Part of a data file:
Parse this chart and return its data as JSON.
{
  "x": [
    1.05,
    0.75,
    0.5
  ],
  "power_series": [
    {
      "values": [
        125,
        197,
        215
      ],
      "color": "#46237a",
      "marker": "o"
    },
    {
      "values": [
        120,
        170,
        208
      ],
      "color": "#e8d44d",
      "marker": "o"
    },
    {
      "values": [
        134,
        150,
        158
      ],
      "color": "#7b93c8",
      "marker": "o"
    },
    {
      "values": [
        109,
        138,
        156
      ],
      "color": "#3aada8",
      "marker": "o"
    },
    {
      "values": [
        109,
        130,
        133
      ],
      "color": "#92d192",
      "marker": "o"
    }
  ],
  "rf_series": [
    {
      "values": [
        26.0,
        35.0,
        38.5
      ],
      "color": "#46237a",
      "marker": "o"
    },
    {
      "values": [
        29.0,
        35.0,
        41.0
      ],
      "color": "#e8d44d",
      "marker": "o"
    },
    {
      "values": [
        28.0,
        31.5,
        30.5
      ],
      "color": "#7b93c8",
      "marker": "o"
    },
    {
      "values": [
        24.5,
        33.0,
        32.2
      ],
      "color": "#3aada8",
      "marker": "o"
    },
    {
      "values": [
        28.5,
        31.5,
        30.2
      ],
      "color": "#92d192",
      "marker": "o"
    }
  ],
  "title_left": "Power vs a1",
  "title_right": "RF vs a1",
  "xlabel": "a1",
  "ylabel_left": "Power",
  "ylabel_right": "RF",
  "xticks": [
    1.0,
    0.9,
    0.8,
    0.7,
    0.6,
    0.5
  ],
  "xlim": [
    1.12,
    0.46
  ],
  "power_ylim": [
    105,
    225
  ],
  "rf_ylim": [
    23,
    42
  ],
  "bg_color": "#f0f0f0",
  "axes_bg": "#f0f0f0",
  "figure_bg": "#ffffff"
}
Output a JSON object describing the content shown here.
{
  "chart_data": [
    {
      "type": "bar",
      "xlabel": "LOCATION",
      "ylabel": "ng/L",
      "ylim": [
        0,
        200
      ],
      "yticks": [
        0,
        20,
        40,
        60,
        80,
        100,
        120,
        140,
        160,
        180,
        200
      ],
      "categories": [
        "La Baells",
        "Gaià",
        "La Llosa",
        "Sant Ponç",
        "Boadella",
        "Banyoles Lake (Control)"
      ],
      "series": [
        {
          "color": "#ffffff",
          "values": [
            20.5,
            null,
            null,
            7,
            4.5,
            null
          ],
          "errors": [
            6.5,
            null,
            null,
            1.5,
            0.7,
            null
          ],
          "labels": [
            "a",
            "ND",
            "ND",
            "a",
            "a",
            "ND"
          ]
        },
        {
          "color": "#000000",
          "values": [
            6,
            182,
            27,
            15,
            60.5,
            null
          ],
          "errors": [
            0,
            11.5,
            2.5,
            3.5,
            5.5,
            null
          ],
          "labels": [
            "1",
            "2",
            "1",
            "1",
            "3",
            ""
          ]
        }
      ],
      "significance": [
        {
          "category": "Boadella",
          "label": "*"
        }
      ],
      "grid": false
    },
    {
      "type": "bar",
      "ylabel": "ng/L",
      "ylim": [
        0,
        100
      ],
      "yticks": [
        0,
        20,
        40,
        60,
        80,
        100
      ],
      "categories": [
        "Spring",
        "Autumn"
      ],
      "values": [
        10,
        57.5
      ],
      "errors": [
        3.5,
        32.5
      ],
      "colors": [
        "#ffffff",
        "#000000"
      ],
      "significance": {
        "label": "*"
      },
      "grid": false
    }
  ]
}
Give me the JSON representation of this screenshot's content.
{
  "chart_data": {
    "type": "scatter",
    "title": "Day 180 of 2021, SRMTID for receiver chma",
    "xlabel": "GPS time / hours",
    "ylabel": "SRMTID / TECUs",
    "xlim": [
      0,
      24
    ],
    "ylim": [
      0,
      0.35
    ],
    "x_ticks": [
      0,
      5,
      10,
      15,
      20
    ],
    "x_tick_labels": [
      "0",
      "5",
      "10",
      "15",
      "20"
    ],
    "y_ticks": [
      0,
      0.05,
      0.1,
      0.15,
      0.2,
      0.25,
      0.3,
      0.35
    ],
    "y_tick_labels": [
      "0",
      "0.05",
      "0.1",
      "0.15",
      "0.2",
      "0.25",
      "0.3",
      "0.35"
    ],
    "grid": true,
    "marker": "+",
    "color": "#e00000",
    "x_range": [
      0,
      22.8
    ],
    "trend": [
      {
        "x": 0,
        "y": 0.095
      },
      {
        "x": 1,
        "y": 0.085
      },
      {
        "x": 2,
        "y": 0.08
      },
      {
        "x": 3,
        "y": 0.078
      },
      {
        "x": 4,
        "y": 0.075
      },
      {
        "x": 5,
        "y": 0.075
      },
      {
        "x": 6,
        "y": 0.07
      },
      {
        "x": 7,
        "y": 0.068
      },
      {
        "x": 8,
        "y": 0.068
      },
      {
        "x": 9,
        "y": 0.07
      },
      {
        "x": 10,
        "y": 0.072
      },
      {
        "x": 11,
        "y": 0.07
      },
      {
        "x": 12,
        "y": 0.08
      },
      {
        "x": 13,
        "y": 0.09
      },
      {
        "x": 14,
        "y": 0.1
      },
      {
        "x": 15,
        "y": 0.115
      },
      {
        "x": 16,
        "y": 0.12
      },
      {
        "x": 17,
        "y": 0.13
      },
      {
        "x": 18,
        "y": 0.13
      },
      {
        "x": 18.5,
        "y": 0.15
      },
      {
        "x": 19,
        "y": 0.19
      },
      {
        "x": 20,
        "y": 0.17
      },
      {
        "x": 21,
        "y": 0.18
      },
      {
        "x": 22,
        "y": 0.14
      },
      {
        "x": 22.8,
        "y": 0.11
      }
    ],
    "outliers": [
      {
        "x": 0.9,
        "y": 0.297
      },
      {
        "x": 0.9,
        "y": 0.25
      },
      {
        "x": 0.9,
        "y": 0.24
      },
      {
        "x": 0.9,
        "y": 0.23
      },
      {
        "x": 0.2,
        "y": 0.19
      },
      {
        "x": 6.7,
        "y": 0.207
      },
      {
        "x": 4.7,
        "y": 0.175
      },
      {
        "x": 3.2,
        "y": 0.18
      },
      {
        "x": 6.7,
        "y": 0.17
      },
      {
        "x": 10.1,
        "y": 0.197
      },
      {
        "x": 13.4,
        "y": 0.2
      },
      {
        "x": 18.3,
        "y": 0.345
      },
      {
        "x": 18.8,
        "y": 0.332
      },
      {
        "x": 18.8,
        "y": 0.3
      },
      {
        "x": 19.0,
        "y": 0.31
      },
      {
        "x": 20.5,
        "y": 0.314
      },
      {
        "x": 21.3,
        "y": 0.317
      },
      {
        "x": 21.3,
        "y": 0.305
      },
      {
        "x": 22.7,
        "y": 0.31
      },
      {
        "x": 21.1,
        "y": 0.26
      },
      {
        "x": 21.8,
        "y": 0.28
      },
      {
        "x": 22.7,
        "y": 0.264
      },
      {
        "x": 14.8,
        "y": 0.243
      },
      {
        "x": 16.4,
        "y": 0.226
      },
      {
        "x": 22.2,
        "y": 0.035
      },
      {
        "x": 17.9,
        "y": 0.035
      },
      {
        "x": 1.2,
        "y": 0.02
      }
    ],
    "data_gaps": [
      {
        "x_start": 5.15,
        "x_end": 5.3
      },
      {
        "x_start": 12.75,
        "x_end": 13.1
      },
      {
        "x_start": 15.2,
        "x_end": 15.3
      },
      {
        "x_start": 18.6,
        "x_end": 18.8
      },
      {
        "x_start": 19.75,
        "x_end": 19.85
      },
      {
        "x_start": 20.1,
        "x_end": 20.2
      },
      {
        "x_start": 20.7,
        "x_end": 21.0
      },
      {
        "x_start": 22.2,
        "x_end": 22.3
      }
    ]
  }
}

> **Exercise task**
Copy out all of the records shown above exactly.

> **Result**
Parse this chart and return its data as JSON.
{
  "x": [
    1.05,
    0.75,
    0.5
  ],
  "power_series": [
    {
      "values": [
        125,
        197,
        215
      ],
      "color": "#46237a",
      "marker": "o"
    },
    {
      "values": [
        120,
        170,
        208
      ],
      "color": "#e8d44d",
      "marker": "o"
    },
    {
      "values": [
        134,
        150,
        158
      ],
      "color": "#7b93c8",
      "marker": "o"
    },
    {
      "values": [
        109,
        138,
        156
      ],
      "color": "#3aada8",
      "marker": "o"
    },
    {
      "values": [
        109,
        130,
        133
      ],
      "color": "#92d192",
      "marker": "o"
    }
  ],
  "rf_series": [
    {
      "values": [
        26.0,
        35.0,
        38.5
      ],
      "color": "#46237a",
      "marker": "o"
    },
    {
      "values": [
        29.0,
        35.0,
        41.0
      ],
      "color": "#e8d44d",
      "marker": "o"
    },
    {
      "values": [
        28.0,
        31.5,
        30.5
      ],
      "color": "#7b93c8",
      "marker": "o"
    },
    {
      "values": [
        24.5,
        33.0,
        32.2
      ],
      "color": "#3aada8",
      "marker": "o"
    },
    {
      "values": [
        28.5,
        31.5,
        30.2
      ],
      "color": "#92d192",
      "marker": "o"
    }
  ],
  "title_left": "Power vs a1",
  "title_right": "RF vs a1",
  "xlabel": "a1",
  "ylabel_left": "Power",
  "ylabel_right": "RF",
  "xticks": [
    1.0,
    0.9,
    0.8,
    0.7,
    0.6,
    0.5
  ],
  "xlim": [
    1.12,
    0.46
  ],
  "power_ylim": [
    105,
    225
  ],
  "rf_ylim": [
    23,
    42
  ],
  "bg_color": "#f0f0f0",
  "axes_bg": "#f0f0f0",
  "figure_bg": "#ffffff"
}
Output a JSON object describing the content shown here.
{
  "chart_data": [
    {
      "type": "bar",
      "xlabel": "LOCATION",
      "ylabel": "ng/L",
      "ylim": [
        0,
        200
      ],
      "yticks": [
        0,
        20,
        40,
        60,
        80,
        100,
        120,
        140,
        160,
        180,
        200
      ],
      "categories": [
        "La Baells",
        "Gaià",
        "La Llosa",
        "Sant Ponç",
        "Boadella",
        "Banyoles Lake (Control)"
      ],
      "series": [
        {
          "color": "#ffffff",
          "values": [
            20.5,
            null,
            null,
            7,
            4.5,
            null
          ],
          "errors": [
            6.5,
            null,
            null,
            1.5,
            0.7,
            null
          ],
          "labels": [
            "a",
            "ND",
            "ND",
            "a",
            "a",
            "ND"
          ]
        },
        {
          "color": "#000000",
          "values": [
            6,
            182,
            27,
            15,
            60.5,
            null
          ],
          "errors": [
            0,
            11.5,
            2.5,
            3.5,
            5.5,
            null
          ],
          "labels": [
            "1",
            "2",
            "1",
            "1",
            "3",
            ""
          ]
        }
      ],
      "significance": [
        {
          "category": "Boadella",
          "label": "*"
        }
      ],
      "grid": false
    },
    {
      "type": "bar",
      "ylabel": "ng/L",
      "ylim": [
        0,
        100
      ],
      "yticks": [
        0,
        20,
        40,
        60,
        80,
        100
      ],
      "categories": [
        "Spring",
        "Autumn"
      ],
      "values": [
        10,
        57.5
      ],
      "errors": [
        3.5,
        32.5
      ],
      "colors": [
        "#ffffff",
        "#000000"
      ],
      "significance": {
        "label": "*"
      },
      "grid": false
    }
  ]
}
Give me the JSON representation of this screenshot's content.
{
  "chart_data": {
    "type": "scatter",
    "title": "Day 180 of 2021, SRMTID for receiver chma",
    "xlabel": "GPS time / hours",
    "ylabel": "SRMTID / TECUs",
    "xlim": [
      0,
      24
    ],
    "ylim": [
      0,
      0.35
    ],
    "x_ticks": [
      0,
      5,
      10,
      15,
      20
    ],
    "x_tick_labels": [
      "0",
      "5",
      "10",
      "15",
      "20"
    ],
    "y_ticks": [
      0,
      0.05,
      0.1,
      0.15,
      0.2,
      0.25,
      0.3,
      0.35
    ],
    "y_tick_labels": [
      "0",
      "0.05",
      "0.1",
      "0.15",
      "0.2",
      "0.25",
      "0.3",
      "0.35"
    ],
    "grid": true,
    "marker": "+",
    "color": "#e00000",
    "x_range": [
      0,
      22.8
    ],
    "trend": [
      {
        "x": 0,
        "y": 0.095
      },
      {
        "x": 1,
        "y": 0.085
      },
      {
        "x": 2,
        "y": 0.08
      },
      {
        "x": 3,
        "y": 0.078
      },
      {
        "x": 4,
        "y": 0.075
      },
      {
        "x": 5,
        "y": 0.075
      },
      {
        "x": 6,
        "y": 0.07
      },
      {
        "x": 7,
        "y": 0.068
      },
      {
        "x": 8,
        "y": 0.068
      },
      {
        "x": 9,
        "y": 0.07
      },
      {
        "x": 10,
        "y": 0.072
      },
      {
        "x": 11,
        "y": 0.07
      },
      {
        "x": 12,
        "y": 0.08
      },
      {
        "x": 13,
        "y": 0.09
      },
      {
        "x": 14,
        "y": 0.1
      },
      {
        "x": 15,
        "y": 0.115
      },
      {
        "x": 16,
        "y": 0.12
      },
      {
        "x": 17,
        "y": 0.13
      },
      {
        "x": 18,
        "y": 0.13
      },
      {
        "x": 18.5,
        "y": 0.15
      },
      {
        "x": 19,
        "y": 0.19
      },
      {
        "x": 20,
        "y": 0.17
      },
      {
        "x": 21,
        "y": 0.18
      },
      {
        "x": 22,
        "y": 0.14
      },
      {
        "x": 22.8,
        "y": 0.11
      }
    ],
    "outliers": [
      {
        "x": 0.9,
        "y": 0.297
      },
      {
        "x": 0.9,
        "y": 0.25
      },
      {
        "x": 0.9,
        "y": 0.24
      },
      {
        "x": 0.9,
        "y": 0.23
      },
      {
        "x": 0.2,
        "y": 0.19
      },
      {
        "x": 6.7,
        "y": 0.207
      },
      {
        "x": 4.7,
        "y": 0.175
      },
      {
        "x": 3.2,
        "y": 0.18
      },
      {
        "x": 6.7,
        "y": 0.17
      },
      {
        "x": 10.1,
        "y": 0.197
      },
      {
        "x": 13.4,
        "y": 0.2
      },
      {
        "x": 18.3,
        "y": 0.345
      },
      {
        "x": 18.8,
        "y": 0.332
      },
      {
        "x": 18.8,
        "y": 0.3
      },
      {
        "x": 19.0,
        "y": 0.31
      },
      {
        "x": 20.5,
        "y": 0.314
      },
      {
        "x": 21.3,
        "y": 0.317
      },
      {
        "x": 21.3,
        "y": 0.305
      },
      {
        "x": 22.7,
        "y": 0.31
      },
      {
        "x": 21.1,
        "y": 0.26
      },
      {
        "x": 21.8,
        "y": 0.28
      },
      {
        "x": 22.7,
        "y": 0.264
      },
      {
        "x": 14.8,
        "y": 0.243
      },
      {
        "x": 16.4,
        "y": 0.226
      },
      {
        "x": 22.2,
        "y": 0.035
      },
      {
        "x": 17.9,
        "y": 0.035
      },
      {
        "x": 1.2,
        "y": 0.02
      }
    ],
    "data_gaps": [
      {
        "x_start": 5.15,
        "x_end": 5.3
      },
      {
        "x_start": 12.75,
        "x_end": 13.1
      },
      {
        "x_start": 15.2,
        "x_end": 15.3
      },
      {
        "x_start": 18.6,
        "x_end": 18.8
      },
      {
        "x_start": 19.75,
        "x_end": 19.85
      },
      {
        "x_start": 20.1,
        "x_end": 20.2
      },
      {
        "x_start": 20.7,
        "x_end": 21.0
      },
      {
        "x_start": 22.2,
        "x_end": 22.3
      }
    ]
  }
}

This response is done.